** start DATASET EXTRACT **

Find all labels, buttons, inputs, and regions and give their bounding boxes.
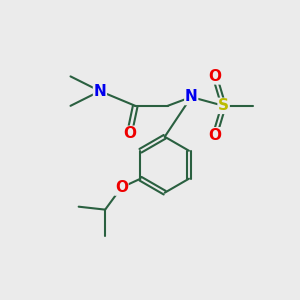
Text: S: S <box>218 98 229 113</box>
Text: O: O <box>115 180 128 195</box>
Text: N: N <box>185 89 198 104</box>
Text: N: N <box>94 84 106 99</box>
Text: O: O <box>208 128 221 143</box>
Text: O: O <box>123 126 136 141</box>
Text: O: O <box>208 69 221 84</box>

** end DATASET EXTRACT **

• _WORK INSTRUCTIONS_
Please rewrite the records with "bounding boxes" replaced by "box coordinates", keeping everything else the same and leaving out the pictures.

• _EXPECTED OUTPUT_
Find all labels, buttons, inputs, and regions and give their box coordinates.
Text: S: S <box>218 98 229 113</box>
Text: O: O <box>115 180 128 195</box>
Text: N: N <box>185 89 198 104</box>
Text: N: N <box>94 84 106 99</box>
Text: O: O <box>208 128 221 143</box>
Text: O: O <box>123 126 136 141</box>
Text: O: O <box>208 69 221 84</box>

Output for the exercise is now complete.